The entries below should be output exactly as written.

((

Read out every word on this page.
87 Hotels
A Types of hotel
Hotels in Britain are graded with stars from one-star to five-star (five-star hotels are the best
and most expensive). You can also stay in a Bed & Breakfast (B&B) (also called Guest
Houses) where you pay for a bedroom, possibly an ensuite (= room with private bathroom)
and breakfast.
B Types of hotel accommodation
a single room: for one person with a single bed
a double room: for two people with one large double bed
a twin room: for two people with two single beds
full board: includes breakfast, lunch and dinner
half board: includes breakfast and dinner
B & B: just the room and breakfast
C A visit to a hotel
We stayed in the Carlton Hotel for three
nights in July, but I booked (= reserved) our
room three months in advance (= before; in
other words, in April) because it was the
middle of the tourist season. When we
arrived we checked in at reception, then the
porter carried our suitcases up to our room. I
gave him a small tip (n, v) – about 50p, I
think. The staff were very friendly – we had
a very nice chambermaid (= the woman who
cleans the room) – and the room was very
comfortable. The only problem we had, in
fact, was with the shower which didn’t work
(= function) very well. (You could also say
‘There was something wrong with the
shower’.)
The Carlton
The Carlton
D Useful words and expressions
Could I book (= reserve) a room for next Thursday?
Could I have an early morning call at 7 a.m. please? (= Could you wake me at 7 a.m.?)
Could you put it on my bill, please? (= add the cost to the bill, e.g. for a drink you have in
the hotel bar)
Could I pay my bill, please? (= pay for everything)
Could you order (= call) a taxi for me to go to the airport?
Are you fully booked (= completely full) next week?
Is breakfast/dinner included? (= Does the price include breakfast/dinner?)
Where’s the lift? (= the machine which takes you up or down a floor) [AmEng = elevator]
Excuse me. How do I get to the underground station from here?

))

:: Solution ::
Read out every word on this page.
87 Hotels
A Types of hotel
Hotels in Britain are graded with stars from one-star to five-star (five-star hotels are the best
and most expensive). You can also stay in a Bed & Breakfast (B&B) (also called Guest
Houses) where you pay for a bedroom, possibly an ensuite (= room with private bathroom)
and breakfast.
B Types of hotel accommodation
a single room: for one person with a single bed
a double room: for two people with one large double bed
a twin room: for two people with two single beds
full board: includes breakfast, lunch and dinner
half board: includes breakfast and dinner
B & B: just the room and breakfast
C A visit to a hotel
We stayed in the Carlton Hotel for three
nights in July, but I booked (= reserved) our
room three months in advance (= before; in
other words, in April) because it was the
middle of the tourist season. When we
arrived we checked in at reception, then the
porter carried our suitcases up to our room. I
gave him a small tip (n, v) – about 50p, I
think. The staff were very friendly – we had
a very nice chambermaid (= the woman who
cleans the room) – and the room was very
comfortable. The only problem we had, in
fact, was with the shower which didn’t work
(= function) very well. (You could also say
‘There was something wrong with the
shower’.)
The Carlton
The Carlton
D Useful words and expressions
Could I book (= reserve) a room for next Thursday?
Could I have an early morning call at 7 a.m. please? (= Could you wake me at 7 a.m.?)
Could you put it on my bill, please? (= add the cost to the bill, e.g. for a drink you have in
the hotel bar)
Could I pay my bill, please? (= pay for everything)
Could you order (= call) a taxi for me to go to the airport?
Are you fully booked (= completely full) next week?
Is breakfast/dinner included? (= Does the price include breakfast/dinner?)
Where’s the lift? (= the machine which takes you up or down a floor) [AmEng = elevator]
Excuse me. How do I get to the underground station from here?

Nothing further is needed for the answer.